■ Objective
Find every line in the records that holds the string "type". Copy each one.

### Extracted records

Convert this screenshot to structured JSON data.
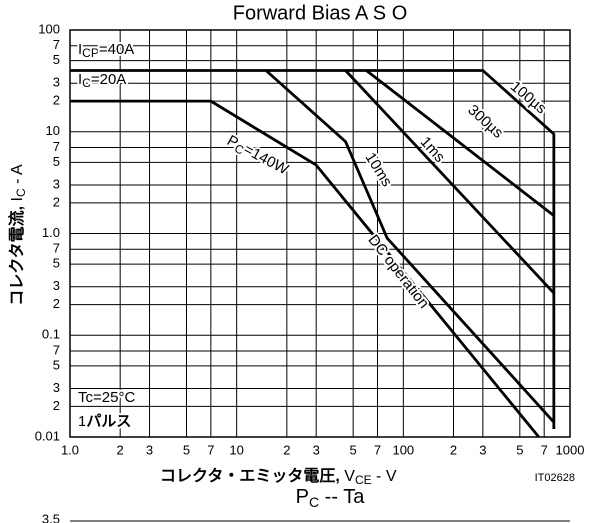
{
  "chart_data": [
    {
      "type": "line",
      "title": "Forward Bias A S O",
      "x_label": {
        "main": "コレクタ・エミッタ電圧,",
        "v": " V",
        "sub": "CE",
        "rest": " - V"
      },
      "y_label": {
        "main": "コレクタ電流,",
        "i": " I",
        "sub": "C",
        "rest": " - A"
      },
      "figure_code": "IT02628",
      "log_x": true,
      "log_y": true,
      "grid": true,
      "color": "#000000",
      "xlim": [
        1,
        1000
      ],
      "ylim": [
        0.01,
        100
      ],
      "xticks": [
        {
          "value": 1,
          "label": "1.0"
        },
        2,
        3,
        5,
        7,
        10,
        {
          "value": 20,
          "label": "2"
        },
        {
          "value": 30,
          "label": "3"
        },
        {
          "value": 50,
          "label": "5"
        },
        {
          "value": 70,
          "label": "7"
        },
        100,
        {
          "value": 200,
          "label": "2"
        },
        {
          "value": 300,
          "label": "3"
        },
        {
          "value": 500,
          "label": "5"
        },
        {
          "value": 700,
          "label": "7"
        },
        1000
      ],
      "yticks": [
        100,
        {
          "value": 70,
          "label": "7"
        },
        {
          "value": 50,
          "label": "5"
        },
        {
          "value": 30,
          "label": "3"
        },
        {
          "value": 20,
          "label": "2"
        },
        10,
        7,
        5,
        3,
        2,
        {
          "value": 1,
          "label": "1.0"
        },
        {
          "value": 0.7,
          "label": "7"
        },
        {
          "value": 0.5,
          "label": "5"
        },
        {
          "value": 0.3,
          "label": "3"
        },
        {
          "value": 0.2,
          "label": "2"
        },
        0.1,
        {
          "value": 0.07,
          "label": "7"
        },
        {
          "value": 0.05,
          "label": "5"
        },
        {
          "value": 0.03,
          "label": "3"
        },
        {
          "value": 0.02,
          "label": "2"
        },
        0.01
      ],
      "series": [
        {
          "name": "100µs",
          "x": [
            1,
            300,
            800,
            800
          ],
          "values": [
            40,
            40,
            9.5,
            0.012
          ]
        },
        {
          "name": "300µs",
          "x": [
            60,
            800
          ],
          "values": [
            40,
            1.5
          ]
        },
        {
          "name": "1ms",
          "x": [
            45,
            800
          ],
          "values": [
            40,
            0.26
          ]
        },
        {
          "name": "10ms",
          "x": [
            15,
            45,
            80,
            800
          ],
          "values": [
            40,
            8,
            0.9,
            0.014
          ]
        },
        {
          "name": "DC operation",
          "x": [
            1,
            7,
            30,
            650
          ],
          "values": [
            20,
            20,
            4.7,
            0.01
          ]
        }
      ],
      "annotations": [
        {
          "main": "I",
          "sub": "CP",
          "rest": "=40A"
        },
        {
          "main": "I",
          "sub": "C",
          "rest": "=20A"
        },
        {
          "main": "P",
          "sub": "C",
          "rest": "=140W"
        },
        {
          "main": "Tc=25°C"
        },
        {
          "main": "1",
          "rest": "パルス"
        }
      ]
    },
    {
      "type": "line",
      "title": {
        "main": "P",
        "sub": "C",
        "rest": " -- Ta"
      },
      "yticks": [
        3.5
      ]
    }
  ]
}
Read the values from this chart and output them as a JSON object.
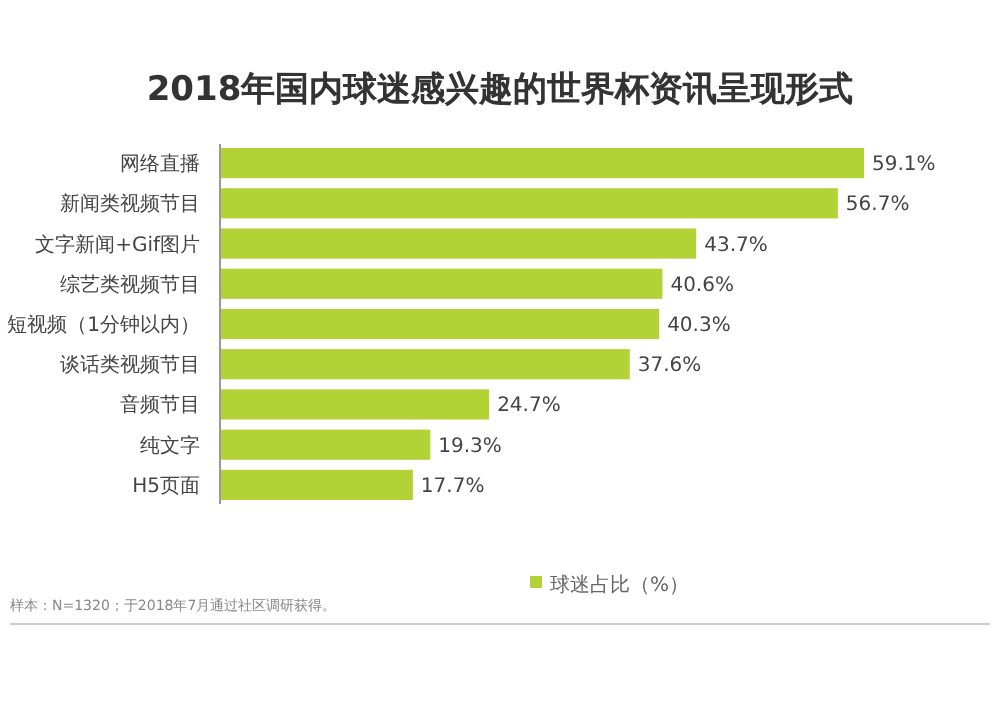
{
  "chart_data": {
    "type": "bar",
    "orientation": "horizontal",
    "title": "2018年国内球迷感兴趣的世界杯资讯呈现形式",
    "categories": [
      "网络直播",
      "新闻类视频节目",
      "文字新闻+Gif图片",
      "综艺类视频节目",
      "短视频（1分钟以内）",
      "谈话类视频节目",
      "音频节目",
      "纯文字",
      "H5页面"
    ],
    "series": [
      {
        "name": "球迷占比（%）",
        "color": "#b2d235",
        "values": [
          59.1,
          56.7,
          43.7,
          40.6,
          40.3,
          37.6,
          24.7,
          19.3,
          17.7
        ],
        "value_labels": [
          "59.1%",
          "56.7%",
          "43.7%",
          "40.6%",
          "40.3%",
          "37.6%",
          "24.7%",
          "19.3%",
          "17.7%"
        ]
      }
    ],
    "legend": "bottom",
    "grid": false,
    "annotations": [
      "样本：N=1320；于2018年7月通过社区调研获得。"
    ]
  }
}
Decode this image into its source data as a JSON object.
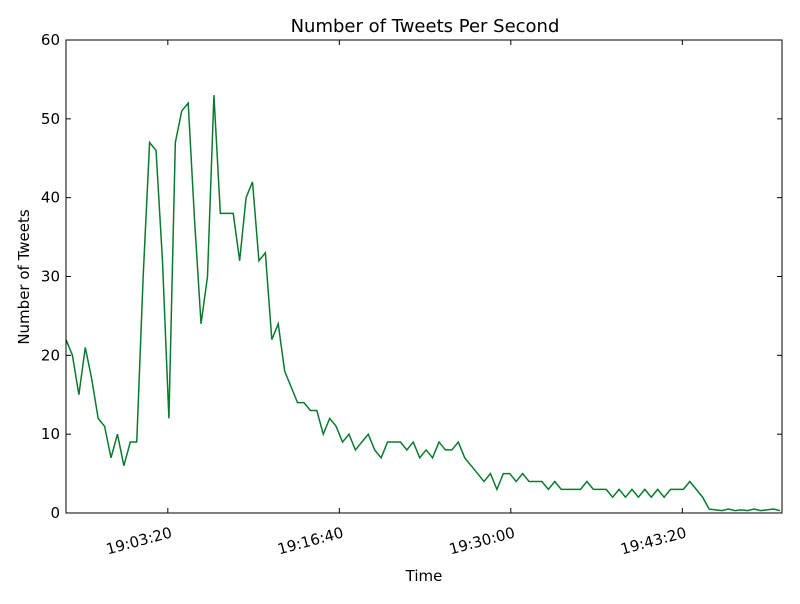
{
  "chart_data": {
    "type": "line",
    "title": "Number of Tweets Per Second",
    "xlabel": "Time",
    "ylabel": "Number of Tweets",
    "x": [
      "18:55:25",
      "18:55:55",
      "18:56:25",
      "18:56:55",
      "18:57:25",
      "18:57:55",
      "18:58:25",
      "18:58:55",
      "18:59:25",
      "18:59:55",
      "19:00:25",
      "19:00:55",
      "19:01:25",
      "19:01:55",
      "19:02:25",
      "19:02:55",
      "19:03:25",
      "19:03:55",
      "19:04:25",
      "19:04:55",
      "19:05:25",
      "19:05:55",
      "19:06:25",
      "19:06:55",
      "19:07:25",
      "19:07:55",
      "19:08:25",
      "19:08:55",
      "19:09:25",
      "19:09:55",
      "19:10:25",
      "19:10:55",
      "19:11:25",
      "19:11:55",
      "19:12:25",
      "19:12:55",
      "19:13:25",
      "19:13:55",
      "19:14:25",
      "19:14:55",
      "19:15:25",
      "19:15:55",
      "19:16:25",
      "19:16:55",
      "19:17:25",
      "19:17:55",
      "19:18:25",
      "19:18:55",
      "19:19:25",
      "19:19:55",
      "19:20:25",
      "19:20:55",
      "19:21:25",
      "19:21:55",
      "19:22:25",
      "19:22:55",
      "19:23:25",
      "19:23:55",
      "19:24:25",
      "19:24:55",
      "19:25:25",
      "19:25:55",
      "19:26:25",
      "19:26:55",
      "19:27:25",
      "19:27:55",
      "19:28:25",
      "19:28:55",
      "19:29:25",
      "19:29:55",
      "19:30:25",
      "19:30:55",
      "19:31:25",
      "19:31:55",
      "19:32:25",
      "19:32:55",
      "19:33:25",
      "19:33:55",
      "19:34:25",
      "19:34:55",
      "19:35:25",
      "19:35:55",
      "19:36:25",
      "19:36:55",
      "19:37:25",
      "19:37:55",
      "19:38:25",
      "19:38:55",
      "19:39:25",
      "19:39:55",
      "19:40:25",
      "19:40:55",
      "19:41:25",
      "19:41:55",
      "19:42:25",
      "19:42:55",
      "19:43:25",
      "19:43:55",
      "19:44:25",
      "19:44:55",
      "19:45:25",
      "19:45:55",
      "19:46:25",
      "19:46:55",
      "19:47:25",
      "19:47:55",
      "19:48:25",
      "19:48:55",
      "19:49:25",
      "19:49:55",
      "19:50:25",
      "19:50:55"
    ],
    "series": [
      {
        "name": "Tweets",
        "color": "#0b7a2e",
        "values": [
          22,
          20,
          15,
          21,
          17,
          12,
          11,
          7,
          10,
          6,
          9,
          9,
          30,
          47,
          46,
          32,
          12,
          47,
          51,
          52,
          37,
          24,
          30,
          53,
          38,
          38,
          38,
          32,
          40,
          42,
          32,
          33,
          22,
          24,
          18,
          16,
          14,
          14,
          13,
          13,
          10,
          12,
          11,
          9,
          10,
          8,
          9,
          10,
          8,
          7,
          9,
          9,
          9,
          8,
          9,
          7,
          8,
          7,
          9,
          8,
          8,
          9,
          7,
          6,
          5,
          4,
          5,
          3,
          5,
          5,
          4,
          5,
          4,
          4,
          4,
          3,
          4,
          3,
          3,
          3,
          3,
          4,
          3,
          3,
          3,
          2,
          3,
          2,
          3,
          2,
          3,
          2,
          3,
          2,
          3,
          3,
          3,
          4,
          3,
          2,
          0.5,
          0.4,
          0.3,
          0.5,
          0.3,
          0.4,
          0.3,
          0.5,
          0.3,
          0.4,
          0.5,
          0.3
        ]
      }
    ],
    "xlim": [
      "18:55:25",
      "19:51:05"
    ],
    "xticks": [
      "19:03:20",
      "19:16:40",
      "19:30:00",
      "19:43:20"
    ],
    "ylim": [
      0,
      60
    ],
    "yticks": [
      0,
      10,
      20,
      30,
      40,
      50,
      60
    ]
  }
}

######

■ Reply to the exercise
      "type": "line",
      "type": "line",
    "type": "bar",
    "type": "line",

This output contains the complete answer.